Exercise brief => Give the entries below again, word for word, and leave out the images.

··· Dataset content ···

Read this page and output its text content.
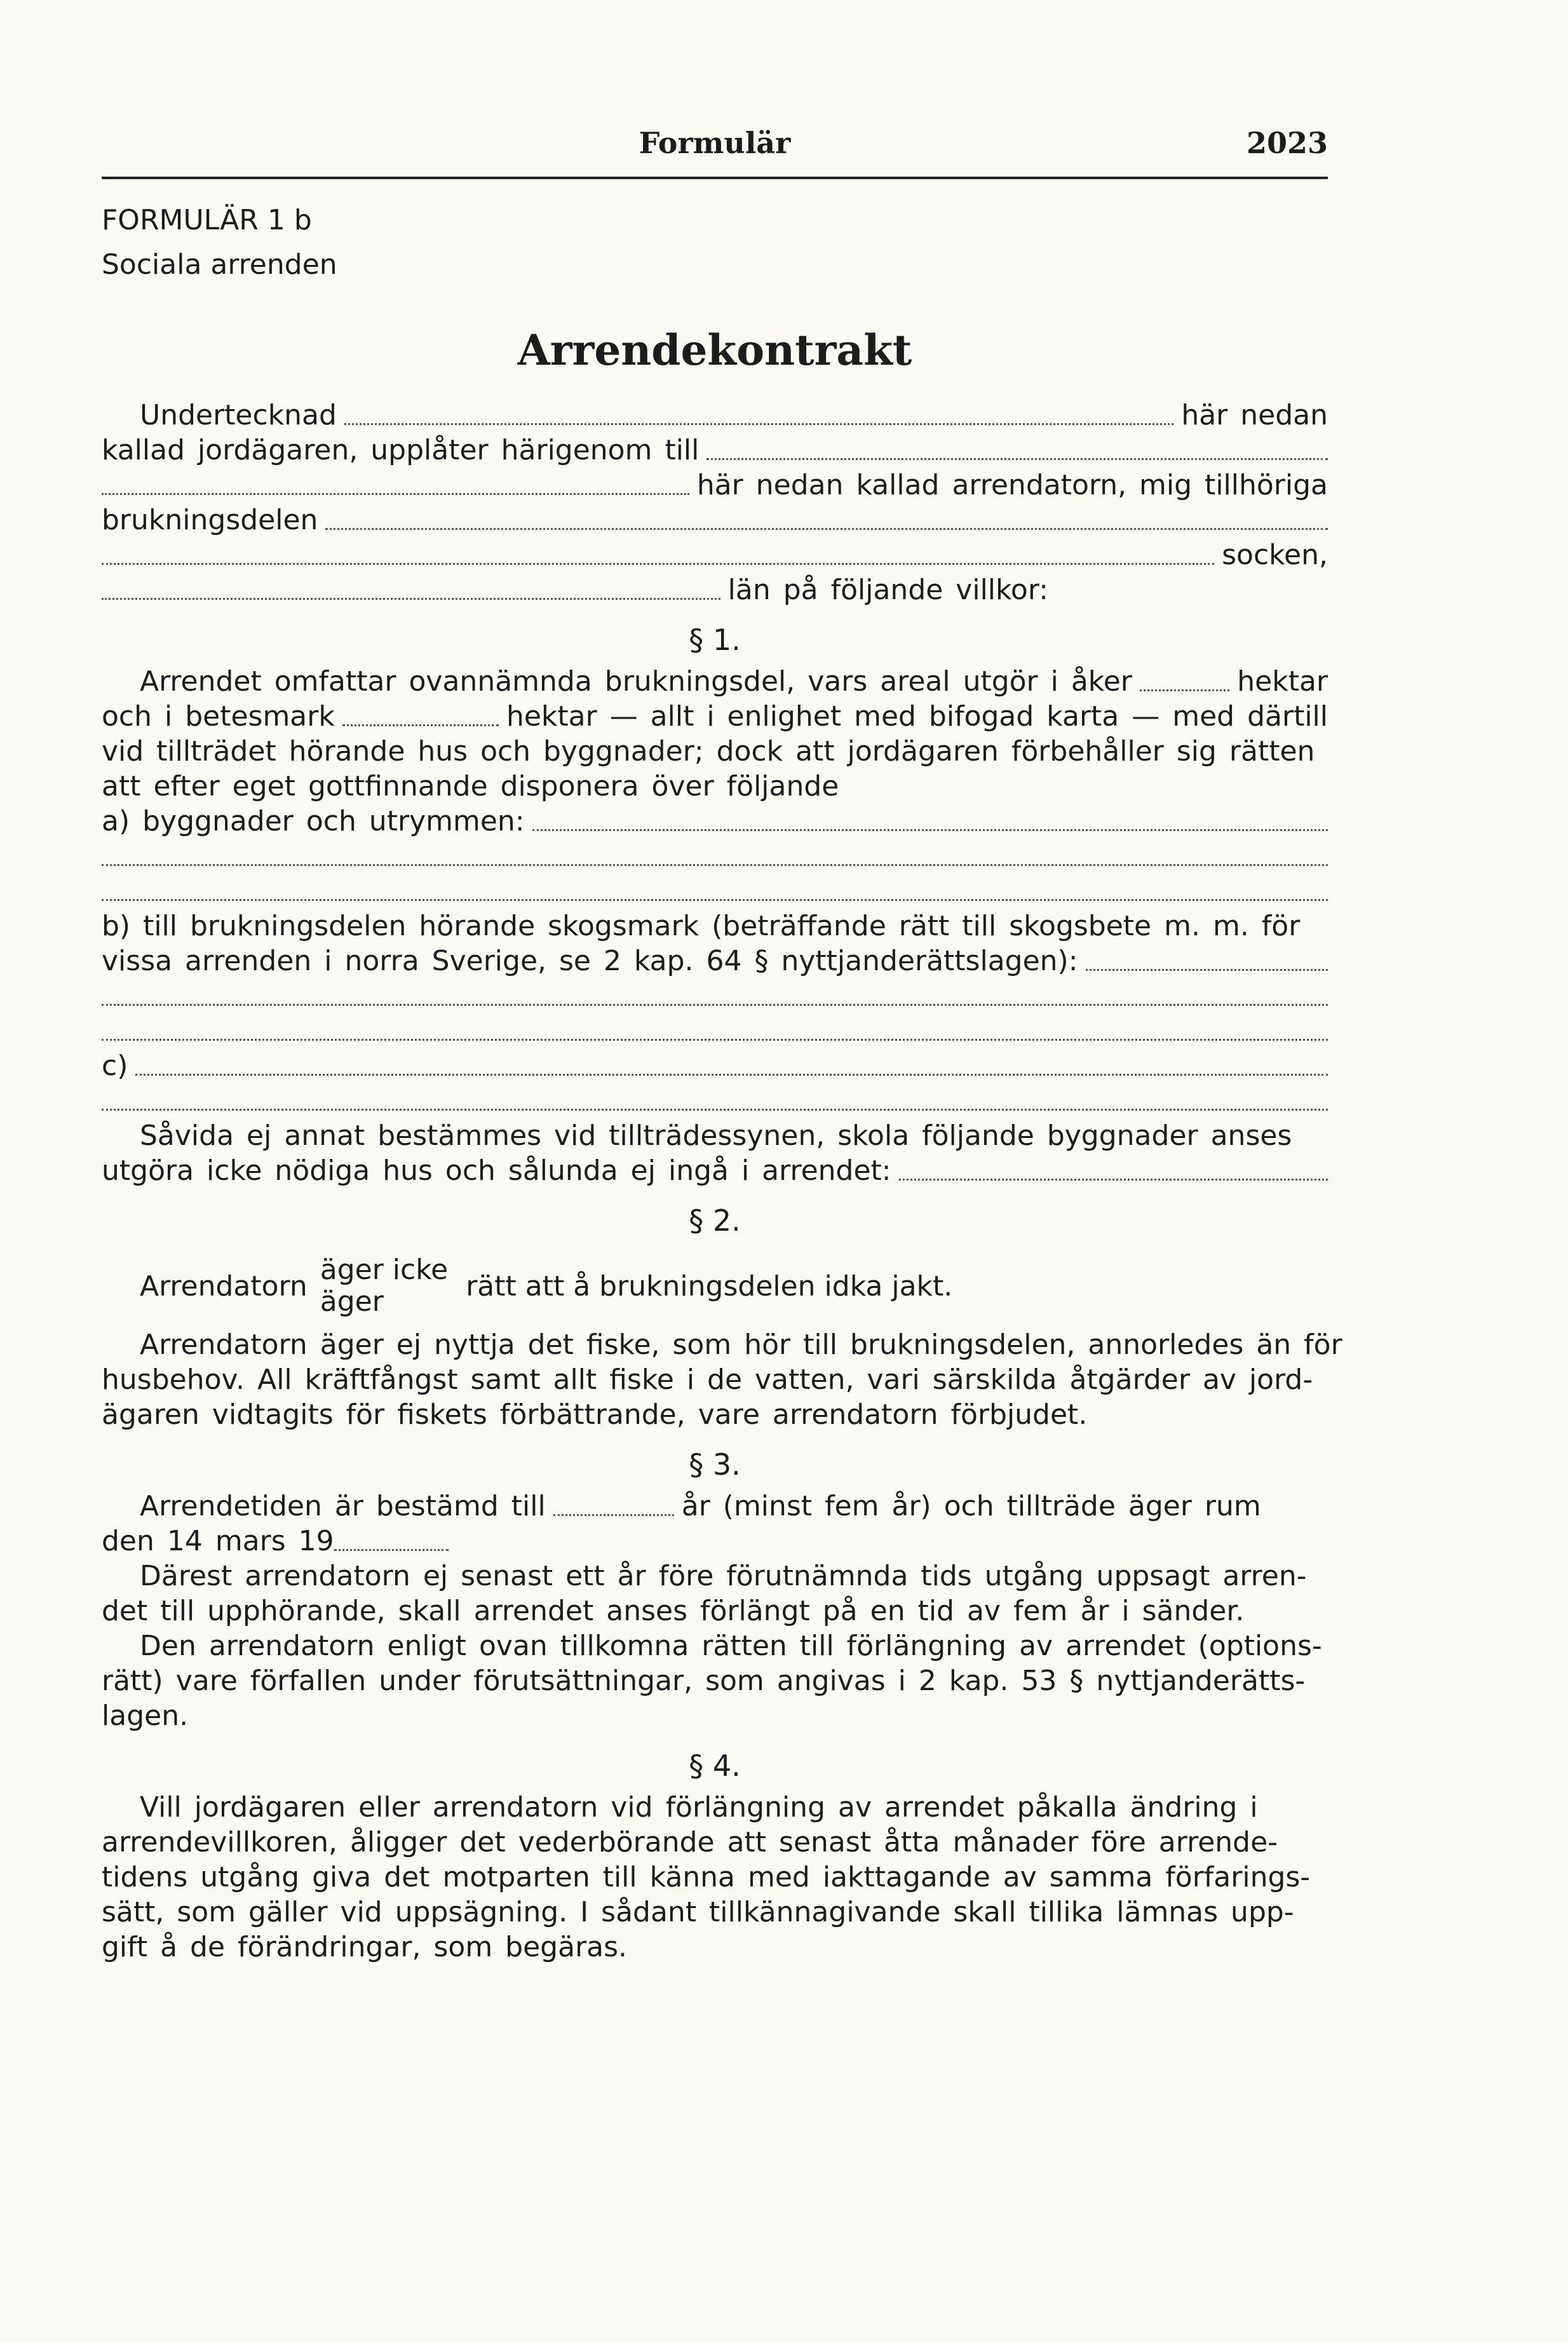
Formulär	2023
FORMULÄR 1 b
Sociala arrenden
Arrendekontrakt
Undertecknad	här nedan
kallad jordägaren, upplåter härigenom till
här nedan kallad arrendatorn, mig tillhöriga
brukningsdelen
socken,
län på följande villkor:
§ 1.
Arrendet omfattar ovannämnda brukningsdel, vars areal utgör i åker	hektar
och i betesmark	hektar — allt i enlighet med bifogad karta — med därtill
vid tillträdet hörande hus och byggnader; dock att jordägaren förbehåller sig rätten
att efter eget gottfinnande disponera över följande
a) byggnader och utrymmen:
b) till brukningsdelen hörande skogsmark (beträffande rätt till skogsbete m. m. för
vissa arrenden i norra Sverige, se 2 kap. 64 § nyttjanderättslagen):
c)
Såvida ej annat bestämmes vid tillträdessynen, skola följande byggnader anses
utgöra icke nödiga hus och sålunda ej ingå i arrendet:
§ 2.
Arrendatorn äger icke
äger	rätt att å brukningsdelen idka jakt.
Arrendatorn äger ej nyttja det fiske, som hör till brukningsdelen, annorledes än för
husbehov. All kräftfångst samt allt fiske i de vatten, vari särskilda åtgärder av jord-
ägaren vidtagits för fiskets förbättrande, vare arrendatorn förbjudet.
§ 3.
Arrendetiden är bestämd till	år (minst fem år) och tillträde äger rum
den 14 mars 19
Därest arrendatorn ej senast ett år före förutnämnda tids utgång uppsagt arren-
det till upphörande, skall arrendet anses förlängt på en tid av fem år i sänder.
Den arrendatorn enligt ovan tillkomna rätten till förlängning av arrendet (options-
rätt) vare förfallen under förutsättningar, som angivas i 2 kap. 53 § nyttjanderätts-
lagen.
§ 4.
Vill jordägaren eller arrendatorn vid förlängning av arrendet påkalla ändring i
arrendevillkoren, åligger det vederbörande att senast åtta månader före arrende-
tidens utgång giva det motparten till känna med iakttagande av samma förfarings-
sätt, som gäller vid uppsägning. I sådant tillkännagivande skall tillika lämnas upp-
gift å de förändringar, som begäras.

···

Response =>
Read this page and output its text content.
Formulär	2023
FORMULÄR 1 b
Sociala arrenden
Arrendekontrakt
Undertecknad	här nedan
kallad jordägaren, upplåter härigenom till
här nedan kallad arrendatorn, mig tillhöriga
brukningsdelen
socken,
län på följande villkor:
§ 1.
Arrendet omfattar ovannämnda brukningsdel, vars areal utgör i åker	hektar
och i betesmark	hektar — allt i enlighet med bifogad karta — med därtill
vid tillträdet hörande hus och byggnader; dock att jordägaren förbehåller sig rätten
att efter eget gottfinnande disponera över följande
a) byggnader och utrymmen:
b) till brukningsdelen hörande skogsmark (beträffande rätt till skogsbete m. m. för
vissa arrenden i norra Sverige, se 2 kap. 64 § nyttjanderättslagen):
c)
Såvida ej annat bestämmes vid tillträdessynen, skola följande byggnader anses
utgöra icke nödiga hus och sålunda ej ingå i arrendet:
§ 2.
Arrendatorn äger icke
äger	rätt att å brukningsdelen idka jakt.
Arrendatorn äger ej nyttja det fiske, som hör till brukningsdelen, annorledes än för
husbehov. All kräftfångst samt allt fiske i de vatten, vari särskilda åtgärder av jord-
ägaren vidtagits för fiskets förbättrande, vare arrendatorn förbjudet.
§ 3.
Arrendetiden är bestämd till	år (minst fem år) och tillträde äger rum
den 14 mars 19
Därest arrendatorn ej senast ett år före förutnämnda tids utgång uppsagt arren-
det till upphörande, skall arrendet anses förlängt på en tid av fem år i sänder.
Den arrendatorn enligt ovan tillkomna rätten till förlängning av arrendet (options-
rätt) vare förfallen under förutsättningar, som angivas i 2 kap. 53 § nyttjanderätts-
lagen.
§ 4.
Vill jordägaren eller arrendatorn vid förlängning av arrendet påkalla ändring i
arrendevillkoren, åligger det vederbörande att senast åtta månader före arrende-
tidens utgång giva det motparten till känna med iakttagande av samma förfarings-
sätt, som gäller vid uppsägning. I sådant tillkännagivande skall tillika lämnas upp-
gift å de förändringar, som begäras.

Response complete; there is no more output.